# [PROBLEM REQUIREMENTS]
Output the entries word for word. Omit images.

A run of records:
- - - - -

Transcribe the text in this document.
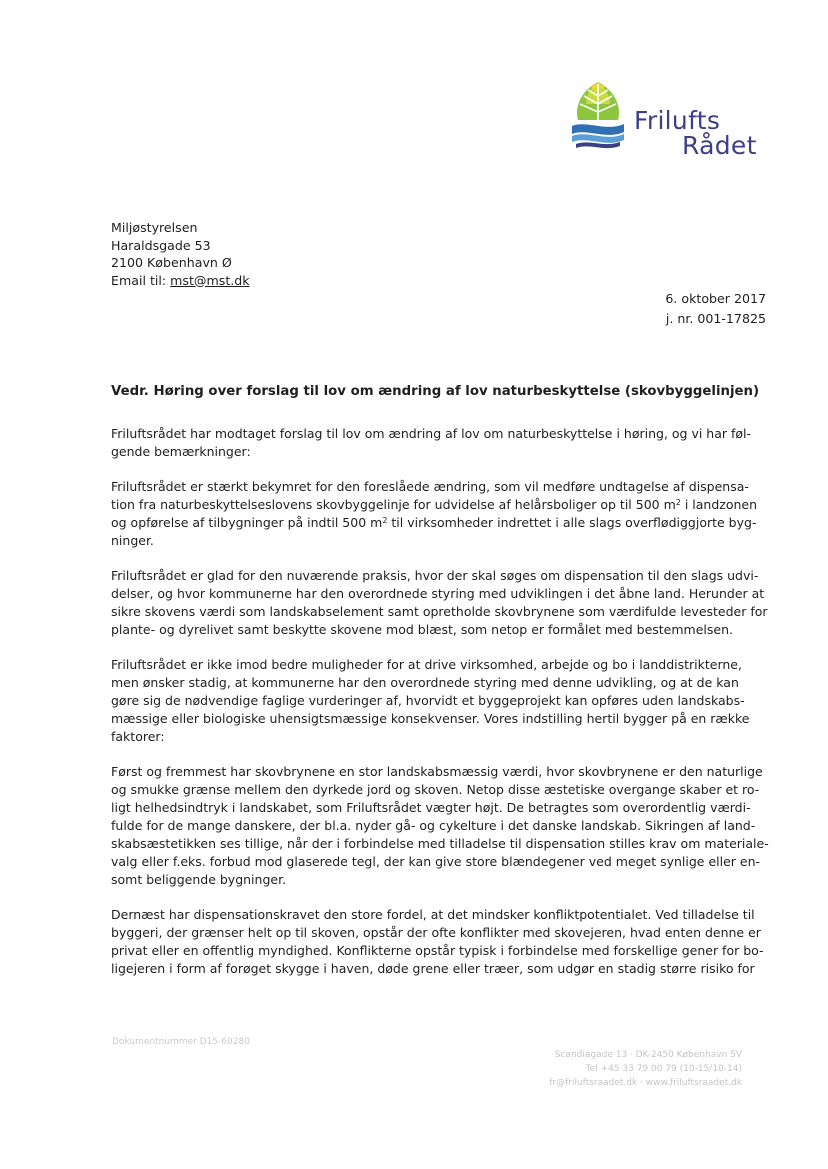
Frilufts
Rådet
Miljøstyrelsen
Haraldsgade 53
2100 København Ø
Email til: mst@mst.dk
6. oktober 2017
j. nr. 001-17825
Vedr. Høring over forslag til lov om ændring af lov naturbeskyttelse (skovbyggelinjen)

Friluftsrådet har modtaget forslag til lov om ændring af lov om naturbeskyttelse i høring, og vi har føl-
gende bemærkninger:

Friluftsrådet er stærkt bekymret for den foreslåede ændring, som vil medføre undtagelse af dispensa-
tion fra naturbeskyttelseslovens skovbyggelinje for udvidelse af helårsboliger op til 500 $m^2$ i landzonen
og opførelse af tilbygninger på indtil 500 $m^2$ til virksomheder indrettet i alle slags overflødiggjorte byg-
ninger.

Friluftsrådet er glad for den nuværende praksis, hvor der skal søges om dispensation til den slags udvi-
delser, og hvor kommunerne har den overordnede styring med udviklingen i det åbne land. Herunder at
sikre skovens værdi som landskabselement samt opretholde skovbrynene som værdifulde levesteder for
plante- og dyrelivet samt beskytte skovene mod blæst, som netop er formålet med bestemmelsen.

Friluftsrådet er ikke imod bedre muligheder for at drive virksomhed, arbejde og bo i landdistrikterne,
men ønsker stadig, at kommunerne har den overordnede styring med denne udvikling, og at de kan
gøre sig de nødvendige faglige vurderinger af, hvorvidt et byggeprojekt kan opføres uden landskabs-
mæssige eller biologiske uhensigtsmæssige konsekvenser. Vores indstilling hertil bygger på en række
faktorer:

Først og fremmest har skovbrynene en stor landskabsmæssig værdi, hvor skovbrynene er den naturlige
og smukke grænse mellem den dyrkede jord og skoven. Netop disse æstetiske overgange skaber et ro-
ligt helhedsindtryk i landskabet, som Friluftsrådet vægter højt. De betragtes som overordentlig værdi-
fulde for de mange danskere, der bl.a. nyder gå- og cykelture i det danske landskab. Sikringen af land-
skabsæstetikken ses tillige, når der i forbindelse med tilladelse til dispensation stilles krav om materiale-
valg eller f.eks. forbud mod glaserede tegl, der kan give store blændegener ved meget synlige eller en-
somt beliggende bygninger.

Dernæst har dispensationskravet den store fordel, at det mindsker konfliktpotentialet. Ved tilladelse til
byggeri, der grænser helt op til skoven, opstår der ofte konflikter med skovejeren, hvad enten denne er
privat eller en offentlig myndighed. Konflikterne opstår typisk i forbindelse med forskellige gener for bo-
ligejeren i form af forøget skygge i haven, døde grene eller træer, som udgør en stadig større risiko for

Dokumentnummer D15-60280
Scandiagade 13 · DK-2450 København SV
Tel +45 33 79 00 79 (10-15/10-14)
fr@friluftsraadet.dk · www.friluftsraadet.dk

- - - - -

# [WRITTEN RESPONSE]
Transcribe the text in this document.
Frilufts
Rådet
Miljøstyrelsen
Haraldsgade 53
2100 København Ø
Email til: mst@mst.dk
6. oktober 2017
j. nr. 001-17825
Vedr. Høring over forslag til lov om ændring af lov naturbeskyttelse (skovbyggelinjen)

Friluftsrådet har modtaget forslag til lov om ændring af lov om naturbeskyttelse i høring, og vi har føl-
gende bemærkninger:

Friluftsrådet er stærkt bekymret for den foreslåede ændring, som vil medføre undtagelse af dispensa-
tion fra naturbeskyttelseslovens skovbyggelinje for udvidelse af helårsboliger op til 500 $m^2$ i landzonen
og opførelse af tilbygninger på indtil 500 $m^2$ til virksomheder indrettet i alle slags overflødiggjorte byg-
ninger.

Friluftsrådet er glad for den nuværende praksis, hvor der skal søges om dispensation til den slags udvi-
delser, og hvor kommunerne har den overordnede styring med udviklingen i det åbne land. Herunder at
sikre skovens værdi som landskabselement samt opretholde skovbrynene som værdifulde levesteder for
plante- og dyrelivet samt beskytte skovene mod blæst, som netop er formålet med bestemmelsen.

Friluftsrådet er ikke imod bedre muligheder for at drive virksomhed, arbejde og bo i landdistrikterne,
men ønsker stadig, at kommunerne har den overordnede styring med denne udvikling, og at de kan
gøre sig de nødvendige faglige vurderinger af, hvorvidt et byggeprojekt kan opføres uden landskabs-
mæssige eller biologiske uhensigtsmæssige konsekvenser. Vores indstilling hertil bygger på en række
faktorer:

Først og fremmest har skovbrynene en stor landskabsmæssig værdi, hvor skovbrynene er den naturlige
og smukke grænse mellem den dyrkede jord og skoven. Netop disse æstetiske overgange skaber et ro-
ligt helhedsindtryk i landskabet, som Friluftsrådet vægter højt. De betragtes som overordentlig værdi-
fulde for de mange danskere, der bl.a. nyder gå- og cykelture i det danske landskab. Sikringen af land-
skabsæstetikken ses tillige, når der i forbindelse med tilladelse til dispensation stilles krav om materiale-
valg eller f.eks. forbud mod glaserede tegl, der kan give store blændegener ved meget synlige eller en-
somt beliggende bygninger.

Dernæst har dispensationskravet den store fordel, at det mindsker konfliktpotentialet. Ved tilladelse til
byggeri, der grænser helt op til skoven, opstår der ofte konflikter med skovejeren, hvad enten denne er
privat eller en offentlig myndighed. Konflikterne opstår typisk i forbindelse med forskellige gener for bo-
ligejeren i form af forøget skygge i haven, døde grene eller træer, som udgør en stadig større risiko for

Dokumentnummer D15-60280
Scandiagade 13 · DK-2450 København SV
Tel +45 33 79 00 79 (10-15/10-14)
fr@friluftsraadet.dk · www.friluftsraadet.dk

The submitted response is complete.